━━ Information provided
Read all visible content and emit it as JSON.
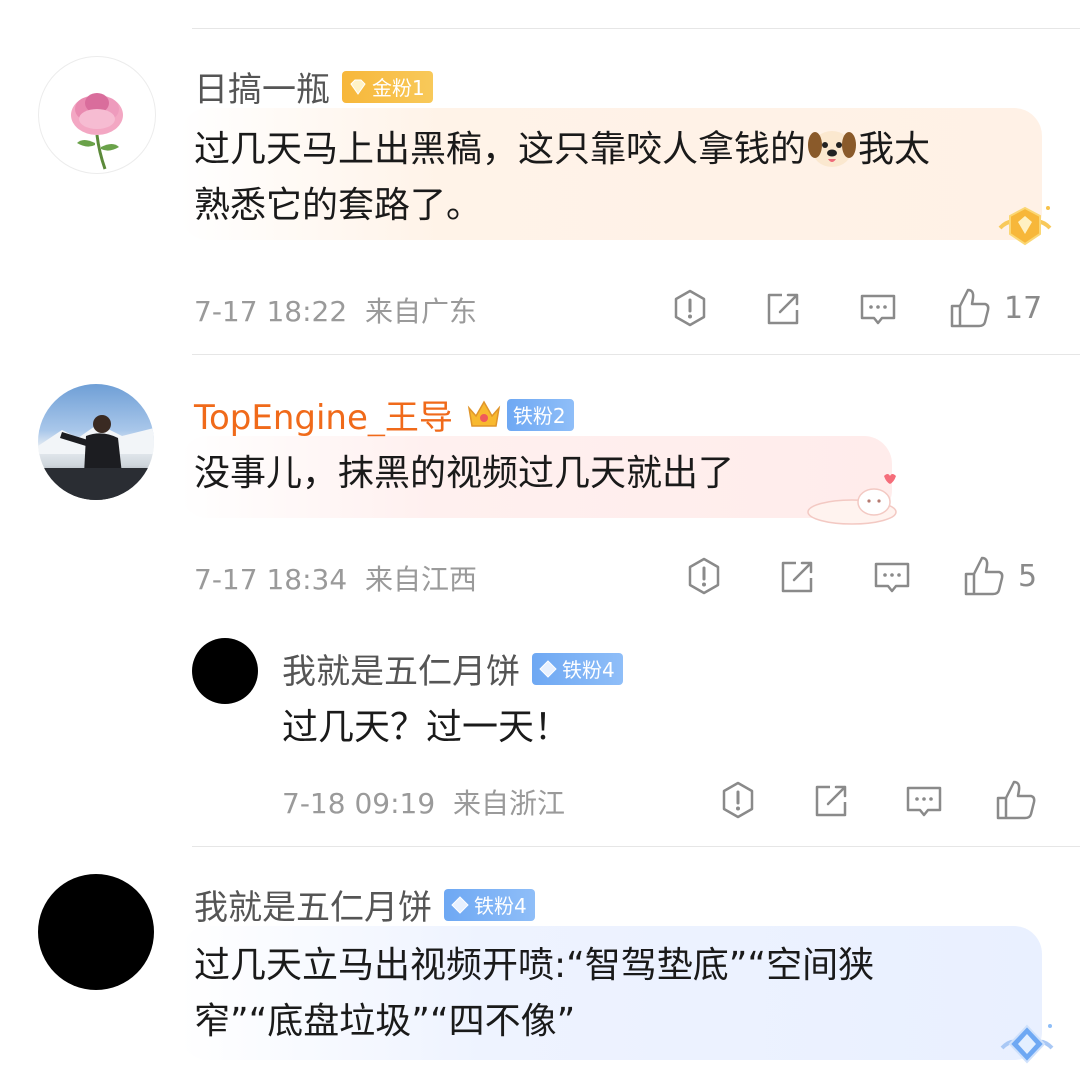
{
  "comments": [
    {
      "username": "日搞一瓶",
      "badge": "金粉1",
      "text_line1": "过几天马上出黑稿，这只靠咬人拿钱的",
      "text_line1_after": "我太",
      "text_line2": "熟悉它的套路了。",
      "time": "7-17 18:22",
      "location": "来自广东",
      "likes": "17",
      "avatar_icon": "peony-flower-icon",
      "emoji_icon": "dog-face-emoji"
    },
    {
      "username": "TopEngine_王导",
      "badge": "铁粉2",
      "text": "没事儿，抹黑的视频过几天就出了",
      "time": "7-17 18:34",
      "location": "来自江西",
      "likes": "5",
      "username_color": "#f06a1a"
    },
    {
      "username": "我就是五仁月饼",
      "badge": "铁粉4",
      "text": "过几天？过一天！",
      "time": "7-18 09:19",
      "location": "来自浙江"
    },
    {
      "username": "我就是五仁月饼",
      "badge": "铁粉4",
      "text_line1": "过几天立马出视频开喷:“智驾垫底”“空间狭",
      "text_line2": "窄”“底盘垃圾”“四不像”"
    }
  ],
  "colors": {
    "gold_badge": "#f7b73a",
    "iron_badge": "#6ea8f3",
    "meta_text": "#9a9a9a",
    "highlight_name": "#f06a1a"
  }
}
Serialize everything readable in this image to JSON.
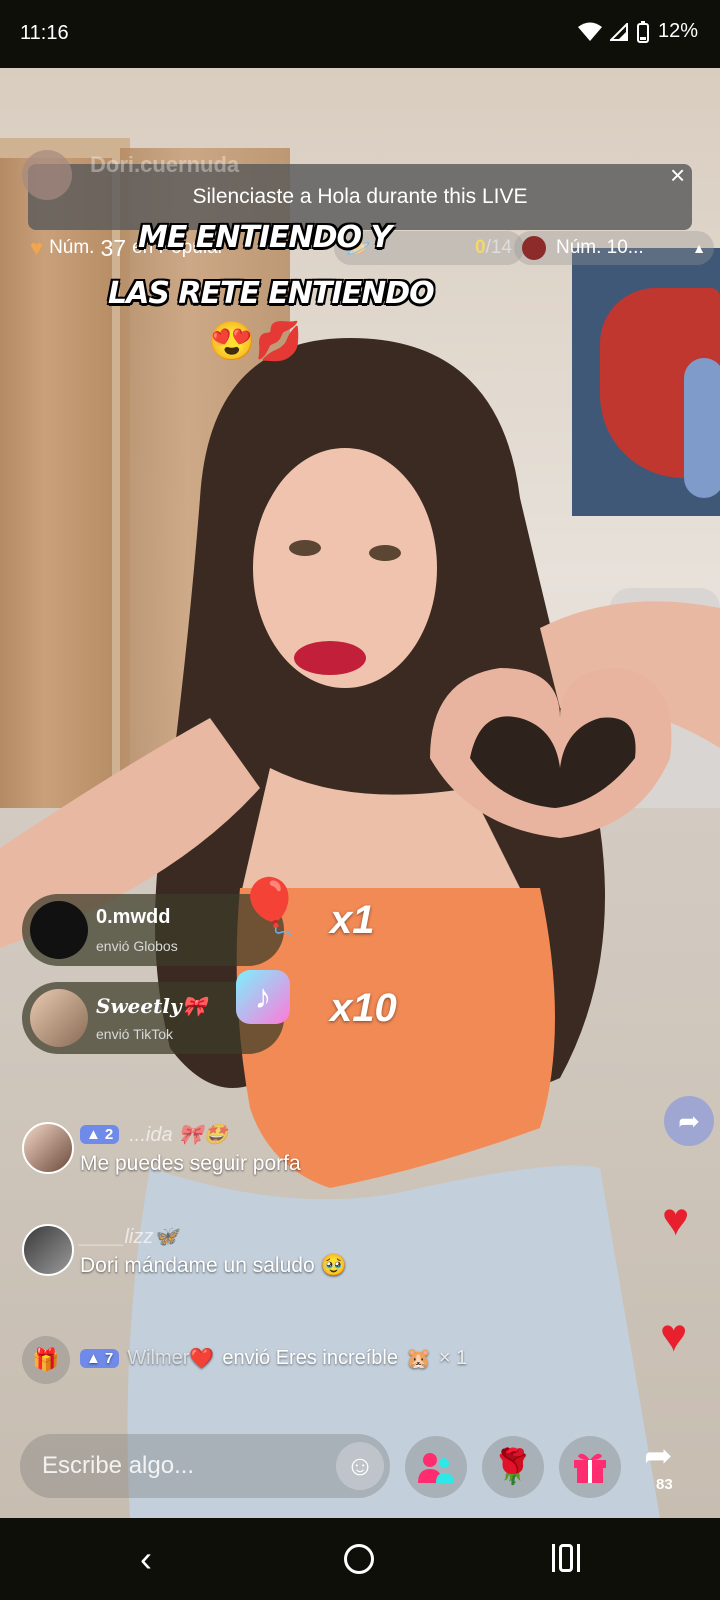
{
  "status": {
    "time": "11:16",
    "battery": "12%"
  },
  "notice": "Silenciaste a Hola durante this LIVE",
  "host": {
    "name": "Dori.cuernuda"
  },
  "ranking": {
    "popular_prefix": "Núm.",
    "popular_number": "37",
    "popular_suffix": "en Popular",
    "goal_current": "0",
    "goal_total": "/14",
    "rank2": "Núm. 10..."
  },
  "overlay": {
    "line1": "ME ENTIENDO Y",
    "line2": "LAS RETE ENTIENDO",
    "emojis": "😍💋"
  },
  "gifts": [
    {
      "user": "0.mwdd",
      "action": "envió Globos",
      "multiplier": "x1",
      "icon": "balloons-icon"
    },
    {
      "user": "Sweetly🎀",
      "action": "envió TikTok",
      "multiplier": "x10",
      "icon": "tiktok-gift-icon"
    }
  ],
  "comments": [
    {
      "level": "2",
      "user": "...ida 🎀🤩",
      "text": "Me puedes seguir porfa"
    },
    {
      "level": "",
      "user": "____lizz🦋",
      "text": "Dori mándame un saludo 🥹"
    }
  ],
  "gift_notice": {
    "level": "7",
    "user": "Wilmer",
    "heart": "❤️",
    "action": "envió Eres increíble",
    "emoji": "🐹",
    "multiplier": "× 1"
  },
  "input": {
    "placeholder": "Escribe algo..."
  },
  "share_count": "83",
  "colors": {
    "accent_pink": "#ff2d6f",
    "level_badge": "#6f8ae8",
    "heart": "#e8202e"
  }
}
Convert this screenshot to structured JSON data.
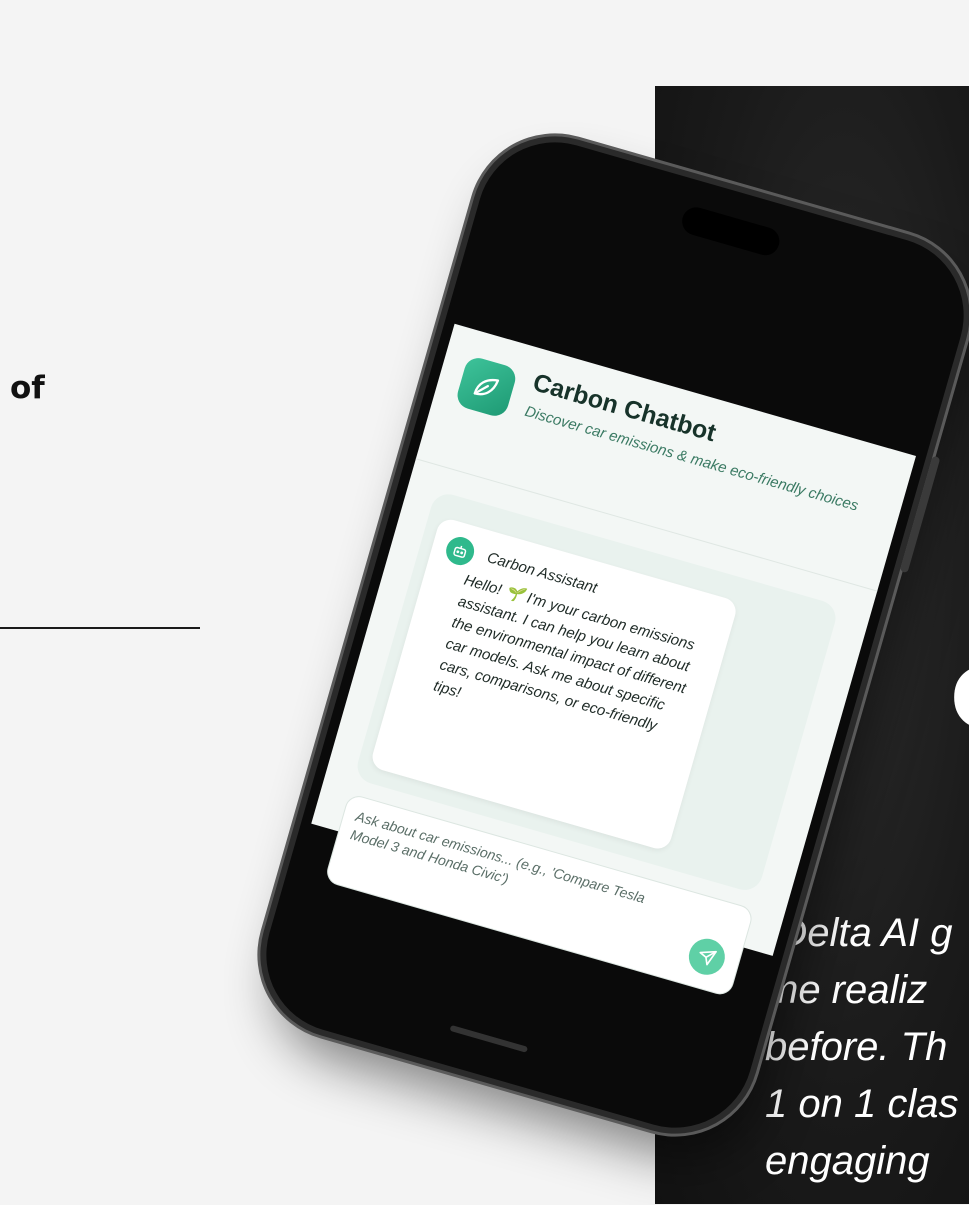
{
  "left": {
    "fragment": "of"
  },
  "panel": {
    "big_letter": "C",
    "quote_lines": [
      "“Delta AI g",
      "me realiz",
      "before. Th",
      "1 on 1 clas",
      "engaging"
    ]
  },
  "app": {
    "title": "Carbon Chatbot",
    "subtitle": "Discover car emissions & make eco-friendly choices",
    "icon": "leaf-icon",
    "assistant_name": "Carbon Assistant",
    "assistant_icon": "bot-icon",
    "assistant_message": "Hello! 🌱 I'm your carbon emissions assistant. I can help you learn about the environmental impact of different car models. Ask me about specific cars, comparisons, or eco-friendly tips!",
    "input_placeholder": "Ask about car emissions... (e.g., 'Compare Tesla Model 3 and Honda Civic')",
    "send_icon": "send-icon"
  },
  "colors": {
    "accent": "#2fb98c",
    "dark_panel": "#1a1a1a"
  }
}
━━━━
Stated task:
Write the listing out a second time exactly, dropping all images.

Result below:
Read all visible content and emit it as JSON.
{
  "comments": [
    {
      "username": "日搞一瓶",
      "badge": "金粉1",
      "text_line1": "过几天马上出黑稿，这只靠咬人拿钱的",
      "text_line1_after": "我太",
      "text_line2": "熟悉它的套路了。",
      "time": "7-17 18:22",
      "location": "来自广东",
      "likes": "17",
      "avatar_icon": "peony-flower-icon",
      "emoji_icon": "dog-face-emoji"
    },
    {
      "username": "TopEngine_王导",
      "badge": "铁粉2",
      "text": "没事儿，抹黑的视频过几天就出了",
      "time": "7-17 18:34",
      "location": "来自江西",
      "likes": "5",
      "username_color": "#f06a1a"
    },
    {
      "username": "我就是五仁月饼",
      "badge": "铁粉4",
      "text": "过几天？过一天！",
      "time": "7-18 09:19",
      "location": "来自浙江"
    },
    {
      "username": "我就是五仁月饼",
      "badge": "铁粉4",
      "text_line1": "过几天立马出视频开喷:“智驾垫底”“空间狭",
      "text_line2": "窄”“底盘垃圾”“四不像”"
    }
  ],
  "colors": {
    "gold_badge": "#f7b73a",
    "iron_badge": "#6ea8f3",
    "meta_text": "#9a9a9a",
    "highlight_name": "#f06a1a"
  }
}
Serialize everything readable in this image to JSON.
{
  "status": {
    "time": "11:16",
    "battery": "12%"
  },
  "notice": "Silenciaste a Hola durante this LIVE",
  "host": {
    "name": "Dori.cuernuda"
  },
  "ranking": {
    "popular_prefix": "Núm.",
    "popular_number": "37",
    "popular_suffix": "en Popular",
    "goal_current": "0",
    "goal_total": "/14",
    "rank2": "Núm. 10..."
  },
  "overlay": {
    "line1": "ME ENTIENDO Y",
    "line2": "LAS RETE ENTIENDO",
    "emojis": "😍💋"
  },
  "gifts": [
    {
      "user": "0.mwdd",
      "action": "envió Globos",
      "multiplier": "x1",
      "icon": "balloons-icon"
    },
    {
      "user": "Sweetly🎀",
      "action": "envió TikTok",
      "multiplier": "x10",
      "icon": "tiktok-gift-icon"
    }
  ],
  "comments": [
    {
      "level": "2",
      "user": "...ida 🎀🤩",
      "text": "Me puedes seguir porfa"
    },
    {
      "level": "",
      "user": "____lizz🦋",
      "text": "Dori mándame un saludo 🥹"
    }
  ],
  "gift_notice": {
    "level": "7",
    "user": "Wilmer",
    "heart": "❤️",
    "action": "envió Eres increíble",
    "emoji": "🐹",
    "multiplier": "× 1"
  },
  "input": {
    "placeholder": "Escribe algo..."
  },
  "share_count": "83",
  "colors": {
    "accent_pink": "#ff2d6f",
    "level_badge": "#6f8ae8",
    "heart": "#e8202e"
  }
}
Convert this screenshot to structured JSON data.
{
  "left": {
    "fragment": "of"
  },
  "panel": {
    "big_letter": "C",
    "quote_lines": [
      "“Delta AI g",
      "me realiz",
      "before. Th",
      "1 on 1 clas",
      "engaging"
    ]
  },
  "app": {
    "title": "Carbon Chatbot",
    "subtitle": "Discover car emissions & make eco-friendly choices",
    "icon": "leaf-icon",
    "assistant_name": "Carbon Assistant",
    "assistant_icon": "bot-icon",
    "assistant_message": "Hello! 🌱 I'm your carbon emissions assistant. I can help you learn about the environmental impact of different car models. Ask me about specific cars, comparisons, or eco-friendly tips!",
    "input_placeholder": "Ask about car emissions... (e.g., 'Compare Tesla Model 3 and Honda Civic')",
    "send_icon": "send-icon"
  },
  "colors": {
    "accent": "#2fb98c",
    "dark_panel": "#1a1a1a"
  }
}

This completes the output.